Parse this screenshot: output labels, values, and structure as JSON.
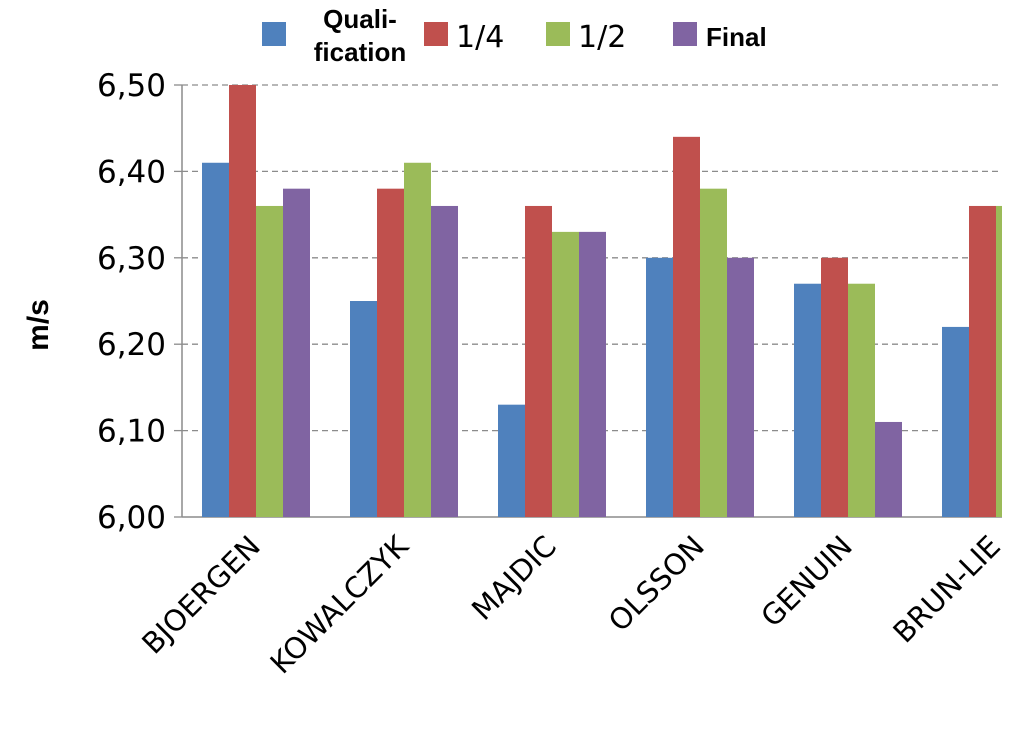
{
  "chart_data": {
    "type": "bar",
    "ylabel": "m/s",
    "ylim": [
      6.0,
      6.5
    ],
    "yticks": [
      "6,00",
      "6,10",
      "6,20",
      "6,30",
      "6,40",
      "6,50"
    ],
    "grid": true,
    "legend_position": "top",
    "categories": [
      "BJOERGEN",
      "KOWALCZYK",
      "MAJDIC",
      "OLSSON",
      "GENUIN",
      "BRUN-LIE"
    ],
    "series": [
      {
        "name": "Quali-\nfication",
        "name_lines": [
          "Quali-",
          "fication"
        ],
        "color": "#4F81BD",
        "values": [
          6.41,
          6.25,
          6.13,
          6.3,
          6.27,
          6.22
        ]
      },
      {
        "name": "1/4",
        "name_lines": [
          "1/4"
        ],
        "color": "#C0504D",
        "values": [
          6.5,
          6.38,
          6.36,
          6.44,
          6.3,
          6.36
        ]
      },
      {
        "name": "1/2",
        "name_lines": [
          "1/2"
        ],
        "color": "#9BBB59",
        "values": [
          6.36,
          6.41,
          6.33,
          6.38,
          6.27,
          6.36
        ]
      },
      {
        "name": "Final",
        "name_lines": [
          "Final"
        ],
        "color": "#8064A2",
        "values": [
          6.38,
          6.36,
          6.33,
          6.3,
          6.11,
          null
        ]
      }
    ]
  }
}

TASK TO COMPLETE → Repeat the entries exactly. Pictures are excluded from the copy.

ANSWER TO THE TASK →
Parse this screenshot: output labels, values, and structure as JSON.
{
  "chart_data": {
    "type": "bar",
    "ylabel": "m/s",
    "ylim": [
      6.0,
      6.5
    ],
    "yticks": [
      "6,00",
      "6,10",
      "6,20",
      "6,30",
      "6,40",
      "6,50"
    ],
    "grid": true,
    "legend_position": "top",
    "categories": [
      "BJOERGEN",
      "KOWALCZYK",
      "MAJDIC",
      "OLSSON",
      "GENUIN",
      "BRUN-LIE"
    ],
    "series": [
      {
        "name": "Quali-\nfication",
        "name_lines": [
          "Quali-",
          "fication"
        ],
        "color": "#4F81BD",
        "values": [
          6.41,
          6.25,
          6.13,
          6.3,
          6.27,
          6.22
        ]
      },
      {
        "name": "1/4",
        "name_lines": [
          "1/4"
        ],
        "color": "#C0504D",
        "values": [
          6.5,
          6.38,
          6.36,
          6.44,
          6.3,
          6.36
        ]
      },
      {
        "name": "1/2",
        "name_lines": [
          "1/2"
        ],
        "color": "#9BBB59",
        "values": [
          6.36,
          6.41,
          6.33,
          6.38,
          6.27,
          6.36
        ]
      },
      {
        "name": "Final",
        "name_lines": [
          "Final"
        ],
        "color": "#8064A2",
        "values": [
          6.38,
          6.36,
          6.33,
          6.3,
          6.11,
          null
        ]
      }
    ]
  }
}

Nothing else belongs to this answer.